EXERCISE DESCRIPTION: Reproduce every item below verbatim, preserving each line and its order.
===== SUPPLIED RECORDS
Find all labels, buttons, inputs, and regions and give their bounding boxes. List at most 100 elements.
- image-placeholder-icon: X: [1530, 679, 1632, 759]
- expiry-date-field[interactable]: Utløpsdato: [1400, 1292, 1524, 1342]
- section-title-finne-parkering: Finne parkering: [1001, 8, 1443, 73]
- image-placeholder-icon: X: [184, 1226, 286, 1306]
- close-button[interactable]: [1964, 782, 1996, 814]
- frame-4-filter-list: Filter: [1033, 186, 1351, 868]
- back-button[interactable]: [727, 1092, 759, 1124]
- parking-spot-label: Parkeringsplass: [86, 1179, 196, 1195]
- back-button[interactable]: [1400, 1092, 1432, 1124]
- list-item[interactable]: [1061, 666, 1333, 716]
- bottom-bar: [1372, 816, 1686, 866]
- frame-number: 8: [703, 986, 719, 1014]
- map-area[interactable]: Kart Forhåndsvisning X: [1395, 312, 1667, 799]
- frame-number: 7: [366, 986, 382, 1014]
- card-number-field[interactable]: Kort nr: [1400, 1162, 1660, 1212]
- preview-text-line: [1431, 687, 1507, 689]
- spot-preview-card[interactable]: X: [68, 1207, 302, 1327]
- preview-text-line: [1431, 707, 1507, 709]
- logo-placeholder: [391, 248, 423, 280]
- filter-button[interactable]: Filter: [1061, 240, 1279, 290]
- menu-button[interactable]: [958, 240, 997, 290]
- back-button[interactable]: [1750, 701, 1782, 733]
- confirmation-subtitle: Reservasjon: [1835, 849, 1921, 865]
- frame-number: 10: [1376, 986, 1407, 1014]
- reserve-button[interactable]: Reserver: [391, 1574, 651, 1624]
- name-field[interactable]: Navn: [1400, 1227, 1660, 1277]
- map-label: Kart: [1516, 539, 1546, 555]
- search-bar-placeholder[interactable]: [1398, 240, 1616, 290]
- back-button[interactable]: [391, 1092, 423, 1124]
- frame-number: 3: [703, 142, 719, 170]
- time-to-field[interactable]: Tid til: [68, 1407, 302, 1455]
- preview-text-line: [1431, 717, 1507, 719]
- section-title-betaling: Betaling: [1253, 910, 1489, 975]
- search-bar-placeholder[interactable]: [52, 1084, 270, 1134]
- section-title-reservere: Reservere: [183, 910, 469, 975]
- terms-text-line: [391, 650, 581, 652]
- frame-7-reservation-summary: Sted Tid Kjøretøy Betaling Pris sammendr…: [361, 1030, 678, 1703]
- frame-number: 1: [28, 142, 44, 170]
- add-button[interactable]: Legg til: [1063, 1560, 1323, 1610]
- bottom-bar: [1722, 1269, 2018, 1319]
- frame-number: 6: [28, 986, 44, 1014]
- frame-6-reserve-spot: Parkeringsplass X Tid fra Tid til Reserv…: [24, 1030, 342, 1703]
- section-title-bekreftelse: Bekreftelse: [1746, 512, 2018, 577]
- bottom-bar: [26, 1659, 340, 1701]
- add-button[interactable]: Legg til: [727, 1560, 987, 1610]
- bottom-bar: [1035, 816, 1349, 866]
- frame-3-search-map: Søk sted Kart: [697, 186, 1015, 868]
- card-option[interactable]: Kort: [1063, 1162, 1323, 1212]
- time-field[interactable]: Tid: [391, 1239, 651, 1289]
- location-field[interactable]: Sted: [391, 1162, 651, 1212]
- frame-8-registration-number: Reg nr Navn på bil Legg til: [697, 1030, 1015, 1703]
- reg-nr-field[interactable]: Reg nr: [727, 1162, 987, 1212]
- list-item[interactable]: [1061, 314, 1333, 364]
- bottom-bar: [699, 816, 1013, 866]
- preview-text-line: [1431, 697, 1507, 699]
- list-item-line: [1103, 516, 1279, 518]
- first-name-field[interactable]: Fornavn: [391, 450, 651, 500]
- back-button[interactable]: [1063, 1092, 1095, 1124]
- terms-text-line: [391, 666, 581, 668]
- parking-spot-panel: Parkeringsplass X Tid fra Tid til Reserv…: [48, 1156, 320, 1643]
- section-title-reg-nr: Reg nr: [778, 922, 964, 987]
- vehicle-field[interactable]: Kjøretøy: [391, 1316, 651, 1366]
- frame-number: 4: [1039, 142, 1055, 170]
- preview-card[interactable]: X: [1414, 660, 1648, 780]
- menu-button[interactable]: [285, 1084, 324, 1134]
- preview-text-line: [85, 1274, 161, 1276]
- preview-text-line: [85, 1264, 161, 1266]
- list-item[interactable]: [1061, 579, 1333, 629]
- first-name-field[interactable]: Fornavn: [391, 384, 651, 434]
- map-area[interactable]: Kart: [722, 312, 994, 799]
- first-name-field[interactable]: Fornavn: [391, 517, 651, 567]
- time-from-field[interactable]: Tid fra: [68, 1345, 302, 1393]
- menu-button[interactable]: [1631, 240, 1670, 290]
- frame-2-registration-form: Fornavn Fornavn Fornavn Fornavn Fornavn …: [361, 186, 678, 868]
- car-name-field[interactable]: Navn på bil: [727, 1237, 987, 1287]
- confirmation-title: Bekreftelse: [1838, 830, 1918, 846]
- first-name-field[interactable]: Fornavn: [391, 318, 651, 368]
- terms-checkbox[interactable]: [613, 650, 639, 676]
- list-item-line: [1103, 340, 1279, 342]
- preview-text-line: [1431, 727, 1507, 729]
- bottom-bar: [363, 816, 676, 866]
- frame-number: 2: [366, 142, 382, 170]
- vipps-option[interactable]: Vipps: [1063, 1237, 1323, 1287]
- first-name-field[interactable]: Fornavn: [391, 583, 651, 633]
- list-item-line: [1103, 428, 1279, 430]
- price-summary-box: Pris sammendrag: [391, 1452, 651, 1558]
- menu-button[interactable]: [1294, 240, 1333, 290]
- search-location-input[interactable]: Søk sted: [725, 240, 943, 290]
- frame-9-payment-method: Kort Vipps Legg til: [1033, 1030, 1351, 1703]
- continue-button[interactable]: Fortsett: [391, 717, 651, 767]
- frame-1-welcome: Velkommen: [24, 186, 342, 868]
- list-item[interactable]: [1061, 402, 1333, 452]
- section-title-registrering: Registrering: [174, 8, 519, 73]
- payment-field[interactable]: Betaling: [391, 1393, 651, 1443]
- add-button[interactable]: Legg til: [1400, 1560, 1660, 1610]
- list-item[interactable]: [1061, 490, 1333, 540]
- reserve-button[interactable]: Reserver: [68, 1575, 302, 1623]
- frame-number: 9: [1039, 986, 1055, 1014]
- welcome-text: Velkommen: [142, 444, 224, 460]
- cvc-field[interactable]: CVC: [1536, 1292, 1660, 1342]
==========
FINAL RESULT:
Find all labels, buttons, inputs, and regions and give their bounding boxes. List at most 100 elements.
- image-placeholder-icon: X: [1530, 679, 1632, 759]
- expiry-date-field[interactable]: Utløpsdato: [1400, 1292, 1524, 1342]
- section-title-finne-parkering: Finne parkering: [1001, 8, 1443, 73]
- image-placeholder-icon: X: [184, 1226, 286, 1306]
- close-button[interactable]: [1964, 782, 1996, 814]
- frame-4-filter-list: Filter: [1033, 186, 1351, 868]
- back-button[interactable]: [727, 1092, 759, 1124]
- parking-spot-label: Parkeringsplass: [86, 1179, 196, 1195]
- back-button[interactable]: [1400, 1092, 1432, 1124]
- list-item[interactable]: [1061, 666, 1333, 716]
- bottom-bar: [1372, 816, 1686, 866]
- frame-number: 8: [703, 986, 719, 1014]
- map-area[interactable]: Kart Forhåndsvisning X: [1395, 312, 1667, 799]
- frame-number: 7: [366, 986, 382, 1014]
- card-number-field[interactable]: Kort nr: [1400, 1162, 1660, 1212]
- preview-text-line: [1431, 687, 1507, 689]
- spot-preview-card[interactable]: X: [68, 1207, 302, 1327]
- preview-text-line: [1431, 707, 1507, 709]
- logo-placeholder: [391, 248, 423, 280]
- filter-button[interactable]: Filter: [1061, 240, 1279, 290]
- menu-button[interactable]: [958, 240, 997, 290]
- back-button[interactable]: [1750, 701, 1782, 733]
- confirmation-subtitle: Reservasjon: [1835, 849, 1921, 865]
- frame-number: 10: [1376, 986, 1407, 1014]
- reserve-button[interactable]: Reserver: [391, 1574, 651, 1624]
- name-field[interactable]: Navn: [1400, 1227, 1660, 1277]
- map-label: Kart: [1516, 539, 1546, 555]
- search-bar-placeholder[interactable]: [1398, 240, 1616, 290]
- back-button[interactable]: [391, 1092, 423, 1124]
- frame-number: 3: [703, 142, 719, 170]
- time-to-field[interactable]: Tid til: [68, 1407, 302, 1455]
- preview-text-line: [1431, 717, 1507, 719]
- section-title-betaling: Betaling: [1253, 910, 1489, 975]
- search-bar-placeholder[interactable]: [52, 1084, 270, 1134]
- section-title-reservere: Reservere: [183, 910, 469, 975]
- terms-text-line: [391, 650, 581, 652]
- frame-7-reservation-summary: Sted Tid Kjøretøy Betaling Pris sammendr…: [361, 1030, 678, 1703]
- frame-number: 1: [28, 142, 44, 170]
- add-button[interactable]: Legg til: [1063, 1560, 1323, 1610]
- bottom-bar: [1722, 1269, 2018, 1319]
- frame-number: 6: [28, 986, 44, 1014]
- frame-6-reserve-spot: Parkeringsplass X Tid fra Tid til Reserv…: [24, 1030, 342, 1703]
- section-title-bekreftelse: Bekreftelse: [1746, 512, 2018, 577]
- bottom-bar: [26, 1659, 340, 1701]
- add-button[interactable]: Legg til: [727, 1560, 987, 1610]
- bottom-bar: [1035, 816, 1349, 866]
- frame-3-search-map: Søk sted Kart: [697, 186, 1015, 868]
- card-option[interactable]: Kort: [1063, 1162, 1323, 1212]
- time-field[interactable]: Tid: [391, 1239, 651, 1289]
- location-field[interactable]: Sted: [391, 1162, 651, 1212]
- frame-8-registration-number: Reg nr Navn på bil Legg til: [697, 1030, 1015, 1703]
- reg-nr-field[interactable]: Reg nr: [727, 1162, 987, 1212]
- list-item[interactable]: [1061, 314, 1333, 364]
- bottom-bar: [699, 816, 1013, 866]
- preview-text-line: [1431, 697, 1507, 699]
- list-item-line: [1103, 516, 1279, 518]
- first-name-field[interactable]: Fornavn: [391, 450, 651, 500]
- back-button[interactable]: [1063, 1092, 1095, 1124]
- terms-text-line: [391, 666, 581, 668]
- parking-spot-panel: Parkeringsplass X Tid fra Tid til Reserv…: [48, 1156, 320, 1643]
- section-title-reg-nr: Reg nr: [778, 922, 964, 987]
- vehicle-field[interactable]: Kjøretøy: [391, 1316, 651, 1366]
- frame-number: 4: [1039, 142, 1055, 170]
- preview-card[interactable]: X: [1414, 660, 1648, 780]
- menu-button[interactable]: [285, 1084, 324, 1134]
- preview-text-line: [85, 1274, 161, 1276]
- preview-text-line: [85, 1264, 161, 1266]
- list-item[interactable]: [1061, 579, 1333, 629]
- first-name-field[interactable]: Fornavn: [391, 384, 651, 434]
- map-area[interactable]: Kart: [722, 312, 994, 799]
- first-name-field[interactable]: Fornavn: [391, 517, 651, 567]
- time-from-field[interactable]: Tid fra: [68, 1345, 302, 1393]
- menu-button[interactable]: [1631, 240, 1670, 290]
- frame-2-registration-form: Fornavn Fornavn Fornavn Fornavn Fornavn …: [361, 186, 678, 868]
- car-name-field[interactable]: Navn på bil: [727, 1237, 987, 1287]
- confirmation-title: Bekreftelse: [1838, 830, 1918, 846]
- first-name-field[interactable]: Fornavn: [391, 318, 651, 368]
- terms-checkbox[interactable]: [613, 650, 639, 676]
- list-item-line: [1103, 340, 1279, 342]
- preview-text-line: [1431, 727, 1507, 729]
- bottom-bar: [363, 816, 676, 866]
- frame-number: 2: [366, 142, 382, 170]
- vipps-option[interactable]: Vipps: [1063, 1237, 1323, 1287]
- first-name-field[interactable]: Fornavn: [391, 583, 651, 633]
- list-item-line: [1103, 428, 1279, 430]
- price-summary-box: Pris sammendrag: [391, 1452, 651, 1558]
- menu-button[interactable]: [1294, 240, 1333, 290]
- search-location-input[interactable]: Søk sted: [725, 240, 943, 290]
- frame-9-payment-method: Kort Vipps Legg til: [1033, 1030, 1351, 1703]
- continue-button[interactable]: Fortsett: [391, 717, 651, 767]
- frame-1-welcome: Velkommen: [24, 186, 342, 868]
- list-item[interactable]: [1061, 402, 1333, 452]
- section-title-registrering: Registrering: [174, 8, 519, 73]
- payment-field[interactable]: Betaling: [391, 1393, 651, 1443]
- add-button[interactable]: Legg til: [1400, 1560, 1660, 1610]
- list-item[interactable]: [1061, 490, 1333, 540]
- reserve-button[interactable]: Reserver: [68, 1575, 302, 1623]
- frame-number: 9: [1039, 986, 1055, 1014]
- welcome-text: Velkommen: [142, 444, 224, 460]
- cvc-field[interactable]: CVC: [1536, 1292, 1660, 1342]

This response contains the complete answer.